Exercise inputs

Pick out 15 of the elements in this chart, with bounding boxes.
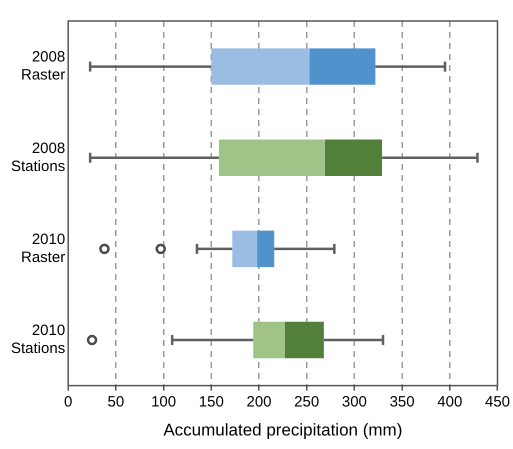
x-tick-label: 100 — [151, 394, 176, 411]
x-tick-label: 300 — [342, 394, 367, 411]
x-tick-label: 0 — [64, 394, 72, 411]
x-tick-label: 250 — [294, 394, 320, 411]
x-axis-title: Accumulated precipitation (mm) — [163, 420, 402, 440]
x-tick-label: 350 — [390, 394, 415, 411]
y-tick-label: 2010 Raster — [21, 231, 66, 266]
y-tick-label: 2008 Stations — [10, 140, 66, 175]
y-tick-label: 2010 Stations — [10, 322, 66, 358]
x-tick-label: 150 — [198, 394, 224, 411]
x-tick-label: 450 — [484, 394, 510, 411]
y-tick-label: 2008 Raster — [21, 48, 66, 84]
x-tick-label: 50 — [108, 394, 124, 411]
x-tick-label: 400 — [437, 394, 462, 411]
x-tick-label: 200 — [246, 394, 272, 411]
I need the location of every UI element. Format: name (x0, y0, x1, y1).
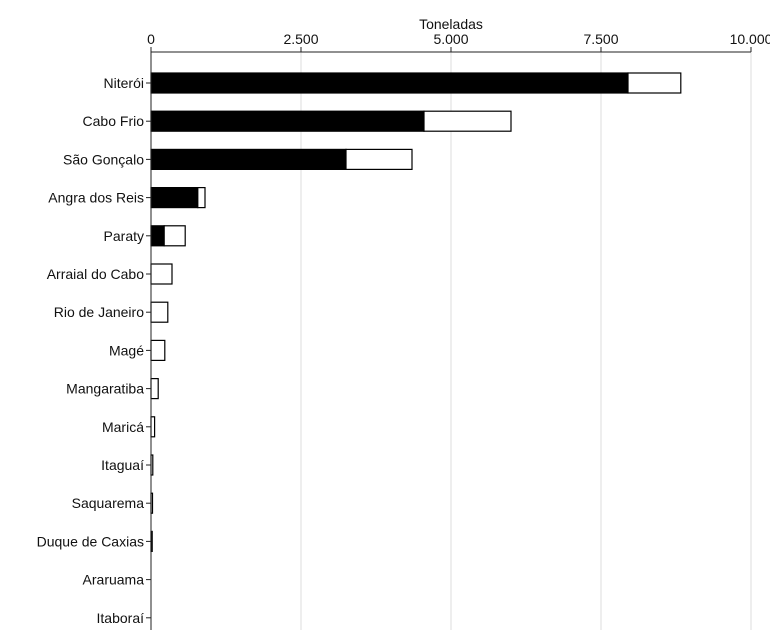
x-tick-label: 7.500 (583, 31, 618, 47)
gridlines (300, 52, 752, 630)
bars (150, 72, 682, 553)
x-tick-label: 0 (147, 31, 155, 47)
bar-segment-series-1 (150, 187, 199, 209)
category-label: Saquarema (72, 495, 145, 511)
x-tick-label: 10.000 (730, 31, 770, 47)
bar-segment-series-2 (423, 110, 512, 132)
bar-segment-series-1 (150, 148, 347, 170)
bar-segment-series-1 (150, 72, 629, 94)
category-label: Magé (109, 342, 144, 358)
x-tick-label: 2.500 (283, 31, 318, 47)
x-tick-label: 5.000 (433, 31, 468, 47)
category-label: Araruama (83, 572, 145, 588)
category-label: Niterói (104, 75, 144, 91)
bar-segment-series-2 (150, 378, 159, 400)
category-label: Angra dos Reis (48, 190, 144, 206)
axes (146, 47, 752, 630)
labels: 0 2.500 5.000 7.500 10.000 Niterói Cabo Frio Sã… (37, 31, 770, 626)
category-label: Itaguaí (101, 457, 144, 473)
category-label: Duque de Caxias (37, 533, 144, 549)
bar-segment-series-1 (150, 225, 165, 247)
category-label: Mangaratiba (66, 381, 144, 397)
bar-segment-series-2 (150, 416, 156, 438)
category-label: Maricá (102, 419, 144, 435)
bar-segment-series-2 (345, 148, 413, 170)
bar-segment-series-1 (150, 110, 425, 132)
category-label: Arraial do Cabo (47, 266, 144, 282)
bar-segment-series-2 (150, 263, 173, 285)
x-axis-title: Toneladas (419, 16, 483, 32)
category-label: Paraty (104, 228, 144, 244)
bar-segment-series-2 (150, 301, 169, 323)
category-label: Cabo Frio (83, 113, 145, 129)
bar-segment-series-2 (627, 72, 682, 94)
category-label: Rio de Janeiro (54, 304, 144, 320)
bar-segment-series-2 (150, 339, 166, 361)
bar-segment-series-2 (163, 225, 186, 247)
category-label: Itaboraí (97, 610, 145, 626)
bar-segment-series-2 (197, 187, 206, 209)
category-label: São Gonçalo (63, 151, 144, 167)
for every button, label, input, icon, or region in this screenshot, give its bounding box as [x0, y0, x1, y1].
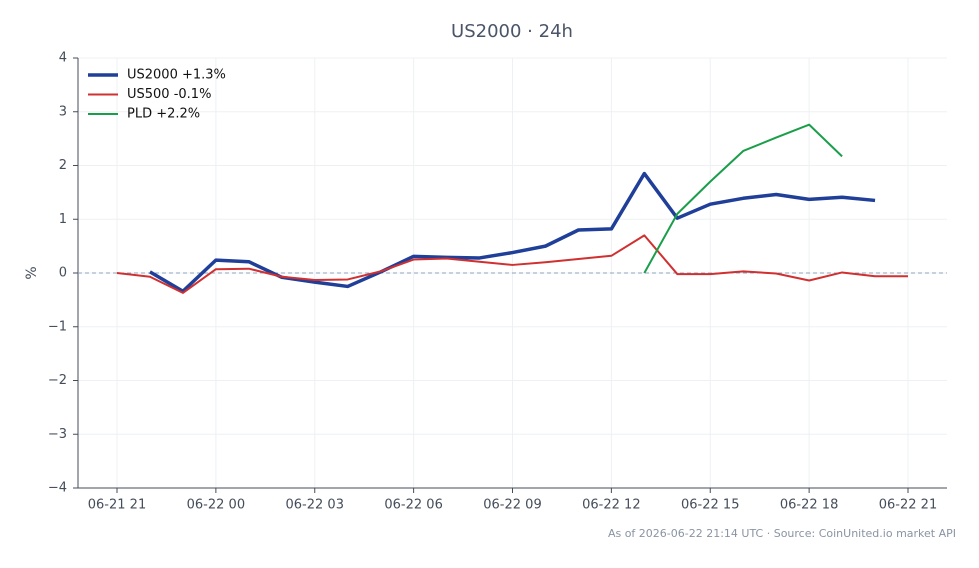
y-tick-label: 0 — [59, 266, 67, 281]
y-tick-label: −1 — [48, 319, 67, 334]
y-tick-label: −2 — [48, 373, 67, 388]
x-tick-label: 06-22 06 — [384, 498, 442, 513]
x-tick-label: 06-22 00 — [187, 498, 245, 513]
series-line — [116, 234, 908, 294]
chart-title: US2000 · 24h — [451, 21, 573, 42]
y-tick-label: 2 — [59, 158, 67, 173]
legend-label: PLD +2.2% — [127, 107, 200, 122]
series-line — [149, 171, 876, 294]
x-tick-label: 06-22 09 — [483, 498, 541, 513]
y-tick-label: −4 — [48, 481, 67, 496]
series-line — [643, 123, 843, 274]
y-tick-label: 3 — [59, 104, 67, 119]
legend-label: US2000 +1.3% — [127, 68, 226, 83]
x-tick-label: 06-22 18 — [780, 498, 838, 513]
y-axis-label: % — [24, 266, 40, 279]
y-tick-label: 1 — [59, 212, 67, 227]
y-tick-label: 4 — [59, 51, 67, 66]
y-tick-label: −3 — [48, 427, 67, 442]
x-tick-label: 06-22 21 — [879, 498, 937, 513]
x-tick-label: 06-22 15 — [681, 498, 739, 513]
legend-label: US500 -0.1% — [127, 87, 211, 102]
x-tick-label: 06-22 03 — [286, 498, 344, 513]
x-tick-label: 06-22 12 — [582, 498, 640, 513]
x-tick-label: 06-21 21 — [88, 498, 146, 513]
source-note: As of 2026-06-22 21:14 UTC · Source: Coi… — [608, 527, 956, 540]
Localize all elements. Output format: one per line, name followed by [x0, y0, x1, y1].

Work to be completed
Please convert the lines above, from the first one through the line containing "I need the location", into a Markdown table with the columns Row and Line. Number each row, skip blank lines, and leave out the pictures.

Correct response
| Row | Line |
|---|---|
| 1 | Pick out 15 of the elements in this chart, with bounding boxes. |
| 2 | x-tick-label: 100 — [151, 394, 176, 411] |
| 3 | x-tick-label: 300 — [342, 394, 367, 411] |
| 4 | x-tick-label: 0 — [64, 394, 72, 411] |
| 5 | x-tick-label: 250 — [294, 394, 320, 411] |
| 6 | x-axis-title: Accumulated precipitation (mm) — [163, 420, 402, 440] |
| 7 | x-tick-label: 350 — [390, 394, 415, 411] |
| 8 | y-tick-label: 2010 Raster — [21, 231, 66, 266] |
| 9 | y-tick-label: 2008 Stations — [10, 140, 66, 175] |
| 10 | y-tick-label: 2010 Stations — [10, 322, 66, 358] |
| 11 | x-tick-label: 150 — [198, 394, 224, 411] |
| 12 | x-tick-label: 450 — [484, 394, 510, 411] |
| 13 | y-tick-label: 2008 Raster — [21, 48, 66, 84] |
| 14 | x-tick-label: 50 — [108, 394, 124, 411] |
| 15 | x-tick-label: 400 — [437, 394, 462, 411] |
| 16 | x-tick-label: 200 — [246, 394, 272, 411] |
| 17 | I need the location of every UI element. Format: name (x0, y0, x1, y1). |